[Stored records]

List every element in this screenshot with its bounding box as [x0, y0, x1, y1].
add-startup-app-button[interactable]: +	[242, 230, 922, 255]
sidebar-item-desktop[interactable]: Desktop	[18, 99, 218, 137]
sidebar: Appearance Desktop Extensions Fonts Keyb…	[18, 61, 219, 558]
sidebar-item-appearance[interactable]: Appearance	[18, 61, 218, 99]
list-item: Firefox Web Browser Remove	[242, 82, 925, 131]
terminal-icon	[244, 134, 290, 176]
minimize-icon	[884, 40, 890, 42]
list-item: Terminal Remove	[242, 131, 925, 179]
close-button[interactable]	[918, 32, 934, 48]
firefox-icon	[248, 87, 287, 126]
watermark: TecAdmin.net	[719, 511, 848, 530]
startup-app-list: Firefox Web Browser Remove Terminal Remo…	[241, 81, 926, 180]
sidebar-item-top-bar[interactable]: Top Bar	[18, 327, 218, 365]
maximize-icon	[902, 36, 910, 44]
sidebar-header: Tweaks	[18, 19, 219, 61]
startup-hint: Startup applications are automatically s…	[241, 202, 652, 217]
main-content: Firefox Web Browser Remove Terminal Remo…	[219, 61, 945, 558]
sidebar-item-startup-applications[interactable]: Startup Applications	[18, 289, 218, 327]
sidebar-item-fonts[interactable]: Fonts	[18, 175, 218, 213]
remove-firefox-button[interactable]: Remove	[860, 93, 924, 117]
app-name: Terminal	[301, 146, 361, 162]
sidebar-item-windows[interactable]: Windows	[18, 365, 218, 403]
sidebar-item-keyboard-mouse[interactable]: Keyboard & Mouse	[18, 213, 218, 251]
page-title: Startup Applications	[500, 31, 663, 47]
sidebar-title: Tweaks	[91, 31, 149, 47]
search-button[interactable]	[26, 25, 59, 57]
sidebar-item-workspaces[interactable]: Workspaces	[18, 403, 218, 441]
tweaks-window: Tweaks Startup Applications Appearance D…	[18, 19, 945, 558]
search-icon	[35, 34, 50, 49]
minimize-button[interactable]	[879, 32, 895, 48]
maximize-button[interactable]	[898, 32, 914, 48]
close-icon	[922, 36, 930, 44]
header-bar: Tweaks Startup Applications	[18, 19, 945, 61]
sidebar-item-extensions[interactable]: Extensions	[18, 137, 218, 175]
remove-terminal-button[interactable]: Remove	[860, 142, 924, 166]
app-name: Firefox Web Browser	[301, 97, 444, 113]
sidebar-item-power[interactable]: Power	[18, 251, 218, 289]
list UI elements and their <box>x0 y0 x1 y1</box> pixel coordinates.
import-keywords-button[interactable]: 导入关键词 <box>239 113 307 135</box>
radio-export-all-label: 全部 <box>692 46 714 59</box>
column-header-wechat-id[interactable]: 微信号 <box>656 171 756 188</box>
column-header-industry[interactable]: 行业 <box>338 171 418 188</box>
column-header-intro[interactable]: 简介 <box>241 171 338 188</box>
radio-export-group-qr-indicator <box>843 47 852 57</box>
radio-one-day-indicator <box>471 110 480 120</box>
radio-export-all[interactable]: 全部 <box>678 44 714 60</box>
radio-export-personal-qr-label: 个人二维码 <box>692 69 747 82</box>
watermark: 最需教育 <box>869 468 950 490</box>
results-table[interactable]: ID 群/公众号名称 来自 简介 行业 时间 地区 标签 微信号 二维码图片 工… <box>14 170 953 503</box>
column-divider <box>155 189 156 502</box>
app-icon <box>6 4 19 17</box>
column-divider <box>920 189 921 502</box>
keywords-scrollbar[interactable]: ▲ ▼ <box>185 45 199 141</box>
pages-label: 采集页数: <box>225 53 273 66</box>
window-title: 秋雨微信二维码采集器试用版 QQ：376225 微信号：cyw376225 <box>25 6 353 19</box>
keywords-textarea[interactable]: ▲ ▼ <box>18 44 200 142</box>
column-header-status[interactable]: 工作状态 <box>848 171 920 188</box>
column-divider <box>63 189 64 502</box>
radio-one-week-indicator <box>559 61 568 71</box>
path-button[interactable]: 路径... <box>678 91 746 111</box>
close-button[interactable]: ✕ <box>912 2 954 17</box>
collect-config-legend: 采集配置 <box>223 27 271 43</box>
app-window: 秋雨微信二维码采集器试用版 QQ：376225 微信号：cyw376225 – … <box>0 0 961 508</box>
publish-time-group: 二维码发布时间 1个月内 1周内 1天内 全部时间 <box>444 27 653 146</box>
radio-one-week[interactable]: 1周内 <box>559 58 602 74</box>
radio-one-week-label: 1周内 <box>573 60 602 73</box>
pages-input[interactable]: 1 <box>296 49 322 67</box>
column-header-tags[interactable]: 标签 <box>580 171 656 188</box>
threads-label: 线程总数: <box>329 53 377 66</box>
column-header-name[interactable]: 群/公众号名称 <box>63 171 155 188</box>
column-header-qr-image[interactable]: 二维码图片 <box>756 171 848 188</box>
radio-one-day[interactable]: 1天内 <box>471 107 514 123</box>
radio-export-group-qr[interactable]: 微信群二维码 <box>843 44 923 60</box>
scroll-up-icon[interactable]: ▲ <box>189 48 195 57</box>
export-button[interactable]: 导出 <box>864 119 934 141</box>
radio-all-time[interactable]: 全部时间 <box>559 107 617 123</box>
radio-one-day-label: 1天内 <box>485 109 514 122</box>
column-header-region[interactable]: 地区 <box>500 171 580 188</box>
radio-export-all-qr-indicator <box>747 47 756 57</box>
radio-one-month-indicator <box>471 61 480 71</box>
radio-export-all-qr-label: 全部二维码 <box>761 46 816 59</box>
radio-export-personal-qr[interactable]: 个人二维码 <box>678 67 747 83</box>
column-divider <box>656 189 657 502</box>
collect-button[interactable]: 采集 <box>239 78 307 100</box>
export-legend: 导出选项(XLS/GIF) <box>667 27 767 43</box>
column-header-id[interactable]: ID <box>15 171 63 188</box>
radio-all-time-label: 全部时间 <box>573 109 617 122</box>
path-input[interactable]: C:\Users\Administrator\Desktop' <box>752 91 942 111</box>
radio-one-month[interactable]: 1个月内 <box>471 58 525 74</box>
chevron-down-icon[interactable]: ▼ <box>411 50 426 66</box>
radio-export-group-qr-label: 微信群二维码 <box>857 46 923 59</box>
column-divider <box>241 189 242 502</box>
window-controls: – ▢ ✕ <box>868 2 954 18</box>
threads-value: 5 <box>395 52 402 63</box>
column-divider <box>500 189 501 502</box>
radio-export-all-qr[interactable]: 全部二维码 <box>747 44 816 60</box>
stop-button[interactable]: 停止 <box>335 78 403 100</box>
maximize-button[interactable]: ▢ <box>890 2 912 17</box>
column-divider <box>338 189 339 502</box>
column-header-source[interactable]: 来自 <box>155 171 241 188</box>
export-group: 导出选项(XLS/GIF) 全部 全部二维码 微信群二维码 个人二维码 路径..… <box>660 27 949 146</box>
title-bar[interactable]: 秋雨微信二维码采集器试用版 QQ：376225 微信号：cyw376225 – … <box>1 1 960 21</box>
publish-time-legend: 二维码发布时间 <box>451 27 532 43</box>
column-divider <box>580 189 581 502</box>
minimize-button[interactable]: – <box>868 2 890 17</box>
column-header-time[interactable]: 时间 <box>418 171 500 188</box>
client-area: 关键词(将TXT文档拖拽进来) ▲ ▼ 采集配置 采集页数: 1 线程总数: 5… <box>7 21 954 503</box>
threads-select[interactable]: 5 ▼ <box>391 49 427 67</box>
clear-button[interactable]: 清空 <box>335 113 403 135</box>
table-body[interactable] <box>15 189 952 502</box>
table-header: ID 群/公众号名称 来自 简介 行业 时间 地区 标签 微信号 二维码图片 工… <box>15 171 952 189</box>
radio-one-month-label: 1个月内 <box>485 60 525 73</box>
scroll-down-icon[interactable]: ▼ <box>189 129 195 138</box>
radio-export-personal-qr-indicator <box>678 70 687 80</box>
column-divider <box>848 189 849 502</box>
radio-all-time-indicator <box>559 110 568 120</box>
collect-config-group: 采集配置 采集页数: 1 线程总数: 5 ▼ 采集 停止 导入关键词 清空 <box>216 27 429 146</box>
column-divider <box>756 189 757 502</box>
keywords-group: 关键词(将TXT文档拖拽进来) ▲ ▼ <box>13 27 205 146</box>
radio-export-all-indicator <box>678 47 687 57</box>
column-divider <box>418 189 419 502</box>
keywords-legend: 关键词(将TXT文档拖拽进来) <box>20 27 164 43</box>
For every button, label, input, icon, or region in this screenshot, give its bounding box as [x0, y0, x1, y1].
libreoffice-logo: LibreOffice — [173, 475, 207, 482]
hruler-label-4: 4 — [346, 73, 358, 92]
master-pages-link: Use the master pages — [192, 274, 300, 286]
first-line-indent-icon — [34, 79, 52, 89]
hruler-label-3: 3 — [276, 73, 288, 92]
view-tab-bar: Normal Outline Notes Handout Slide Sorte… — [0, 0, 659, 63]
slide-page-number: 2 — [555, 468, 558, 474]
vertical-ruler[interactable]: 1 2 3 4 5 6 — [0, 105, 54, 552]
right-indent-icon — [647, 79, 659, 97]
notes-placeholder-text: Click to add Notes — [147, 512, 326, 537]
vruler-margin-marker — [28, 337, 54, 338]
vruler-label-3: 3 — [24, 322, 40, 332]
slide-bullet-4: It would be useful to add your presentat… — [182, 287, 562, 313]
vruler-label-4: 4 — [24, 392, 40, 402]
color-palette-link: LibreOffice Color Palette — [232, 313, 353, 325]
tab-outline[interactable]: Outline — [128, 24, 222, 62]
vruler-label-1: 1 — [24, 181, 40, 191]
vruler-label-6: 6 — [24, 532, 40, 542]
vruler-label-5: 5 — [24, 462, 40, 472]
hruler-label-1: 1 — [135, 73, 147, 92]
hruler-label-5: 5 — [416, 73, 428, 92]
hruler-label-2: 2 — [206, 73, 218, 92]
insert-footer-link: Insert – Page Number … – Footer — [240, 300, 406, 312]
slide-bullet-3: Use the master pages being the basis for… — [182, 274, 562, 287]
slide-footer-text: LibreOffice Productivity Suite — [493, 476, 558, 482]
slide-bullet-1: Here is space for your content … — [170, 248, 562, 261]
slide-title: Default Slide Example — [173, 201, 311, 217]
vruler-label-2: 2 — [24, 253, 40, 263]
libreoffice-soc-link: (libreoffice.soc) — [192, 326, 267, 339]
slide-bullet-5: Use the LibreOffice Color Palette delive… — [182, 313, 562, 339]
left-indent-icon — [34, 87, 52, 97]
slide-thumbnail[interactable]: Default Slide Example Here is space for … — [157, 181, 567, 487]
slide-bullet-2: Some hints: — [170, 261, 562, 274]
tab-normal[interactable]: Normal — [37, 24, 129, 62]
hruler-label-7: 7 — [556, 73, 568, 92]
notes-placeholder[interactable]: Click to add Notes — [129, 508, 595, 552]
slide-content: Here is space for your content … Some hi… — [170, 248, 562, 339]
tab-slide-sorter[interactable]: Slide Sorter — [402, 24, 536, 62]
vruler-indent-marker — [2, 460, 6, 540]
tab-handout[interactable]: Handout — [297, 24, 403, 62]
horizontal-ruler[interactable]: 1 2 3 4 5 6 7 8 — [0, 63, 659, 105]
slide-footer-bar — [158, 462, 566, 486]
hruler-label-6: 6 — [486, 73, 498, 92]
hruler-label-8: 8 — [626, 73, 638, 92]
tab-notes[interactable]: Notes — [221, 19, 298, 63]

**Job**
Copy the records word for word, beginning with the first line and stopping after the line that contains "sidebar-item-keyboard-mouse[interactable]: Keyboard &".

**Result of the exercise**
List every element in this screenshot with its bounding box as [x0, y0, x1, y1].
add-startup-app-button[interactable]: +	[242, 230, 922, 255]
sidebar-item-desktop[interactable]: Desktop	[18, 99, 218, 137]
sidebar: Appearance Desktop Extensions Fonts Keyb…	[18, 61, 219, 558]
sidebar-item-appearance[interactable]: Appearance	[18, 61, 218, 99]
list-item: Firefox Web Browser Remove	[242, 82, 925, 131]
terminal-icon	[244, 134, 290, 176]
minimize-icon	[884, 40, 890, 42]
list-item: Terminal Remove	[242, 131, 925, 179]
close-button[interactable]	[918, 32, 934, 48]
firefox-icon	[248, 87, 287, 126]
watermark: TecAdmin.net	[719, 511, 848, 530]
startup-app-list: Firefox Web Browser Remove Terminal Remo…	[241, 81, 926, 180]
sidebar-item-top-bar[interactable]: Top Bar	[18, 327, 218, 365]
maximize-icon	[902, 36, 910, 44]
sidebar-header: Tweaks	[18, 19, 219, 61]
startup-hint: Startup applications are automatically s…	[241, 202, 652, 217]
main-content: Firefox Web Browser Remove Terminal Remo…	[219, 61, 945, 558]
sidebar-item-startup-applications[interactable]: Startup Applications	[18, 289, 218, 327]
sidebar-item-fonts[interactable]: Fonts	[18, 175, 218, 213]
remove-firefox-button[interactable]: Remove	[860, 93, 924, 117]
app-name: Terminal	[301, 146, 361, 162]
sidebar-item-windows[interactable]: Windows	[18, 365, 218, 403]
sidebar-item-keyboard-mouse[interactable]: Keyboard & Mouse	[18, 213, 218, 251]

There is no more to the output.